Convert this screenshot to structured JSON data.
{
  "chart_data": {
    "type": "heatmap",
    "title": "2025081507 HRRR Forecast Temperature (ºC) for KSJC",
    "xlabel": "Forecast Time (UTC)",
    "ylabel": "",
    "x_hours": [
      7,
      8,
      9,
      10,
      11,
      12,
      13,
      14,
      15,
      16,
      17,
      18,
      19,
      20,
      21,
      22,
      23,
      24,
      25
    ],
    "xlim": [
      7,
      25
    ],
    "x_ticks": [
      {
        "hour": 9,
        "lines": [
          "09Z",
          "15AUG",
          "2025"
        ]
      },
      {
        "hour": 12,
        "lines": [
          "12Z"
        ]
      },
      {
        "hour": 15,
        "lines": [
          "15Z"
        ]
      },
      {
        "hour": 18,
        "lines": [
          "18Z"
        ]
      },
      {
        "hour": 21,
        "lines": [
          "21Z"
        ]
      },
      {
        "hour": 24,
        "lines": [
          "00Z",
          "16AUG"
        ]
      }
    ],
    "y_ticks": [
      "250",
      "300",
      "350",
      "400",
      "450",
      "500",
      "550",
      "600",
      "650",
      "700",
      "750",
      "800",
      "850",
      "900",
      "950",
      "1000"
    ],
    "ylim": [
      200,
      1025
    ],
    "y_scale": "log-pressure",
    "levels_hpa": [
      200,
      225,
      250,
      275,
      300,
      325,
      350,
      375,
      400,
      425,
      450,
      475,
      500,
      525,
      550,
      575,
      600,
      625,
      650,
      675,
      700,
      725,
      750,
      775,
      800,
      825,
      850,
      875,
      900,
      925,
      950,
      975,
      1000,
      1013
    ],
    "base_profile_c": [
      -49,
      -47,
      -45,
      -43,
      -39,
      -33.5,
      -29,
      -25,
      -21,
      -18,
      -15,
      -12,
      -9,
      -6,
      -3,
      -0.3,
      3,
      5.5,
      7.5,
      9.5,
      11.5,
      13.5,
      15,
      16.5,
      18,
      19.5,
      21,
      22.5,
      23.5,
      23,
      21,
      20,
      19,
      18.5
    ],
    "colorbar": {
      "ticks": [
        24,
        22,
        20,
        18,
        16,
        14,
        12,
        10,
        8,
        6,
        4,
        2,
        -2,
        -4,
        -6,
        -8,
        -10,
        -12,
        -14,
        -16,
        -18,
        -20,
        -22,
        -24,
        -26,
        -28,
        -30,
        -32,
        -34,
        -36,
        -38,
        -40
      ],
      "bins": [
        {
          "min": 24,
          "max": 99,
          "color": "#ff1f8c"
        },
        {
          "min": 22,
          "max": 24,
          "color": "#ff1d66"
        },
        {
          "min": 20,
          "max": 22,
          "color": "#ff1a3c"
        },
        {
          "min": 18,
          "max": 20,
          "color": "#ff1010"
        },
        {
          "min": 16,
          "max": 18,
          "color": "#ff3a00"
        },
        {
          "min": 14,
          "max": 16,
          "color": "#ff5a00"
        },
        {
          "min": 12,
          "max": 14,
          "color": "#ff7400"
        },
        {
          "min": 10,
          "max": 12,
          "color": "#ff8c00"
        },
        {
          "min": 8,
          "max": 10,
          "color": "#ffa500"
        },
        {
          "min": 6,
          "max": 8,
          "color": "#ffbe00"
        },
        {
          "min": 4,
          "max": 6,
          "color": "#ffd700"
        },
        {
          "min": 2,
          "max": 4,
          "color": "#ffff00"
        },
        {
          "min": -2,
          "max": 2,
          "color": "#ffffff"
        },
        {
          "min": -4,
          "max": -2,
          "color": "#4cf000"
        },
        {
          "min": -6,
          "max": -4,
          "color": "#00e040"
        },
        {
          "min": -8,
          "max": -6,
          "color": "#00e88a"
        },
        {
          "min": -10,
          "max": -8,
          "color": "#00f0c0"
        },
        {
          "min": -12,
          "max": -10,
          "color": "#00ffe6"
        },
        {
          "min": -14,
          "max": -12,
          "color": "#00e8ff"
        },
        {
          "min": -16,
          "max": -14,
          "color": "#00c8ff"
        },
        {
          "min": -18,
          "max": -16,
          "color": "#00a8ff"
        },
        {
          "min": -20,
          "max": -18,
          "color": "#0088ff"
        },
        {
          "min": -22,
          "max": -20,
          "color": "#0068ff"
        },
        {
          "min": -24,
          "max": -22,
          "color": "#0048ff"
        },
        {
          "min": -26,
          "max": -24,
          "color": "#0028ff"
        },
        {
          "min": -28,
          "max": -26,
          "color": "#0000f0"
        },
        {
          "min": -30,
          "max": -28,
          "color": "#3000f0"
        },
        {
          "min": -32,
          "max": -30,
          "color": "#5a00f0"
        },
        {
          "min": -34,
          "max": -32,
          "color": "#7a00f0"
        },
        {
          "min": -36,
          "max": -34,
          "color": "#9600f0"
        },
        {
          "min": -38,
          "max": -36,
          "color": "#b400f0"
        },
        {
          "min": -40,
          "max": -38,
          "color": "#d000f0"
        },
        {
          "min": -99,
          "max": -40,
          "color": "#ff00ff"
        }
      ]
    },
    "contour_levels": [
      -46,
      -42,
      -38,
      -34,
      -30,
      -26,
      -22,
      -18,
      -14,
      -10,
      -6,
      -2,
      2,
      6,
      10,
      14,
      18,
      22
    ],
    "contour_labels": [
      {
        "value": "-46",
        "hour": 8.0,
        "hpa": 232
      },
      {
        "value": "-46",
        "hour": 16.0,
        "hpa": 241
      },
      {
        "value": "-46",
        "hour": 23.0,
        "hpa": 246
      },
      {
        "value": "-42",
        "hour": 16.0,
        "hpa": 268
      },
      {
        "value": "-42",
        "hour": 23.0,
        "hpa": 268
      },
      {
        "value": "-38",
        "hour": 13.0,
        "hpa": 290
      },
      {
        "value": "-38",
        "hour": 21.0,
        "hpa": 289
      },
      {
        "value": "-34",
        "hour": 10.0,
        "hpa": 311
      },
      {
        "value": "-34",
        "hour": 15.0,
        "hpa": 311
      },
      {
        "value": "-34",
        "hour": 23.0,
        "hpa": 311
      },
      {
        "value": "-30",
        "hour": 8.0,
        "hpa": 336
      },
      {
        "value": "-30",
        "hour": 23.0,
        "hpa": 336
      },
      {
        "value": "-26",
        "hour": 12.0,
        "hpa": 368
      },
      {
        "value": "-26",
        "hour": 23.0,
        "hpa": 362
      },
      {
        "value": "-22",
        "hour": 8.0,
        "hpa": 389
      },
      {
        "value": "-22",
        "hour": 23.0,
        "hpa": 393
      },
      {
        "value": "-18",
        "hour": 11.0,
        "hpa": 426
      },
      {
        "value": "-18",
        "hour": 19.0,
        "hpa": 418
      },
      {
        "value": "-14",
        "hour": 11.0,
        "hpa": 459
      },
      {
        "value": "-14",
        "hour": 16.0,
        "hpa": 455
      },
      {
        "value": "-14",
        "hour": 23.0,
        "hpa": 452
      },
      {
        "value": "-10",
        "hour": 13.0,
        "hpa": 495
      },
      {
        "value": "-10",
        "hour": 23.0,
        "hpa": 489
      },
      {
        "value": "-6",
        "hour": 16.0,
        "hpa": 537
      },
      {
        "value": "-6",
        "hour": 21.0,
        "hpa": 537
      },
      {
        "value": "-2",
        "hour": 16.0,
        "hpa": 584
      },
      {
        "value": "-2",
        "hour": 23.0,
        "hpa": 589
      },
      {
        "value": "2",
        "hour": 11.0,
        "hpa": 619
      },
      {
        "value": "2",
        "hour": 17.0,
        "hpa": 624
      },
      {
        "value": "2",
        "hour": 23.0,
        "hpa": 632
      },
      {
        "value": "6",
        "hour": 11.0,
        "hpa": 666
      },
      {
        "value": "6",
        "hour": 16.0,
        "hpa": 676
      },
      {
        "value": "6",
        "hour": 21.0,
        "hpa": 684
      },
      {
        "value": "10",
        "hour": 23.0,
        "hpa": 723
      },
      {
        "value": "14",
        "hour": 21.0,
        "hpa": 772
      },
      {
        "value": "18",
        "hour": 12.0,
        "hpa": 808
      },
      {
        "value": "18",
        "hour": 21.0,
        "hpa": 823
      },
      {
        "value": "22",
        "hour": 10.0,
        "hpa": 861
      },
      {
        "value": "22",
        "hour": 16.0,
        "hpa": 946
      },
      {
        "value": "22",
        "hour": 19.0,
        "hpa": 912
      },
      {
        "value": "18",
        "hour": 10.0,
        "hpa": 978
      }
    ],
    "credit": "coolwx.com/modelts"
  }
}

┄┄┄┄┄┄

* Short exercise
Across the entries, how many lines hold the word "Forecast"? Say only the number.

* Result of the exercise
2